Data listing
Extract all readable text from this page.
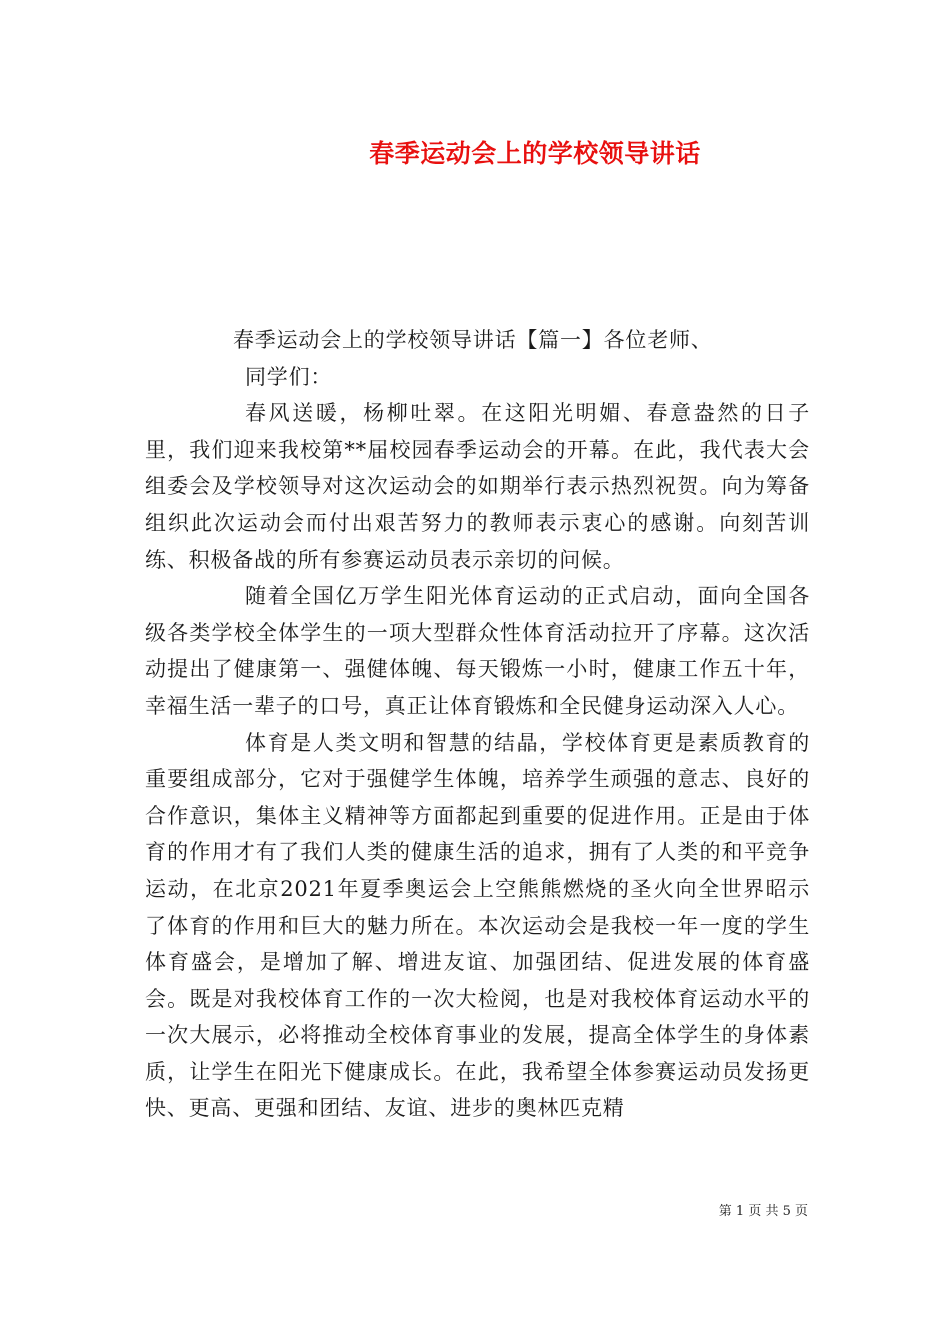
春季运动会上的学校领导讲话

春季运动会上的学校领导讲话【篇一】各位老师、

同学们：

春风送暖，杨柳吐翠。在这阳光明媚、春意盎然的日子里，我们迎来我校第**届校园春季运动会的开幕。在此，我代表大会组委会及学校领导对这次运动会的如期举行表示热烈祝贺。向为筹备组织此次运动会而付出艰苦努力的教师表示衷心的感谢。向刻苦训练、积极备战的所有参赛运动员表示亲切的问候。

随着全国亿万学生阳光体育运动的正式启动，面向全国各级各类学校全体学生的一项大型群众性体育活动拉开了序幕。这次活动提出了健康第一、强健体魄、每天锻炼一小时，健康工作五十年，幸福生活一辈子的口号，真正让体育锻炼和全民健身运动深入人心。

体育是人类文明和智慧的结晶，学校体育更是素质教育的重要组成部分，它对于强健学生体魄，培养学生顽强的意志、良好的合作意识，集体主义精神等方面都起到重要的促进作用。正是由于体育的作用才有了我们人类的健康生活的追求，拥有了人类的和平竞争运动，在北京2021年夏季奥运会上空熊熊燃烧的圣火向全世界昭示了体育的作用和巨大的魅力所在。本次运动会是我校一年一度的学生体育盛会，是增加了解、增进友谊、加强团结、促进发展的体育盛会。既是对我校体育工作的一次大检阅，也是对我校体育运动水平的一次大展示，必将推动全校体育事业的发展，提高全体学生的身体素质，让学生在阳光下健康成长。在此，我希望全体参赛运动员发扬更快、更高、更强和团结、友谊、进步的奥林匹克精

第 1 页 共 5 页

What the task asks:
Copy the records above exactly, leaving out every picture.

Final result:
Extract all readable text from this page.
春季运动会上的学校领导讲话

春季运动会上的学校领导讲话【篇一】各位老师、

同学们：

春风送暖，杨柳吐翠。在这阳光明媚、春意盎然的日子里，我们迎来我校第**届校园春季运动会的开幕。在此，我代表大会组委会及学校领导对这次运动会的如期举行表示热烈祝贺。向为筹备组织此次运动会而付出艰苦努力的教师表示衷心的感谢。向刻苦训练、积极备战的所有参赛运动员表示亲切的问候。

随着全国亿万学生阳光体育运动的正式启动，面向全国各级各类学校全体学生的一项大型群众性体育活动拉开了序幕。这次活动提出了健康第一、强健体魄、每天锻炼一小时，健康工作五十年，幸福生活一辈子的口号，真正让体育锻炼和全民健身运动深入人心。

体育是人类文明和智慧的结晶，学校体育更是素质教育的重要组成部分，它对于强健学生体魄，培养学生顽强的意志、良好的合作意识，集体主义精神等方面都起到重要的促进作用。正是由于体育的作用才有了我们人类的健康生活的追求，拥有了人类的和平竞争运动，在北京2021年夏季奥运会上空熊熊燃烧的圣火向全世界昭示了体育的作用和巨大的魅力所在。本次运动会是我校一年一度的学生体育盛会，是增加了解、增进友谊、加强团结、促进发展的体育盛会。既是对我校体育工作的一次大检阅，也是对我校体育运动水平的一次大展示，必将推动全校体育事业的发展，提高全体学生的身体素质，让学生在阳光下健康成长。在此，我希望全体参赛运动员发扬更快、更高、更强和团结、友谊、进步的奥林匹克精

第 1 页 共 5 页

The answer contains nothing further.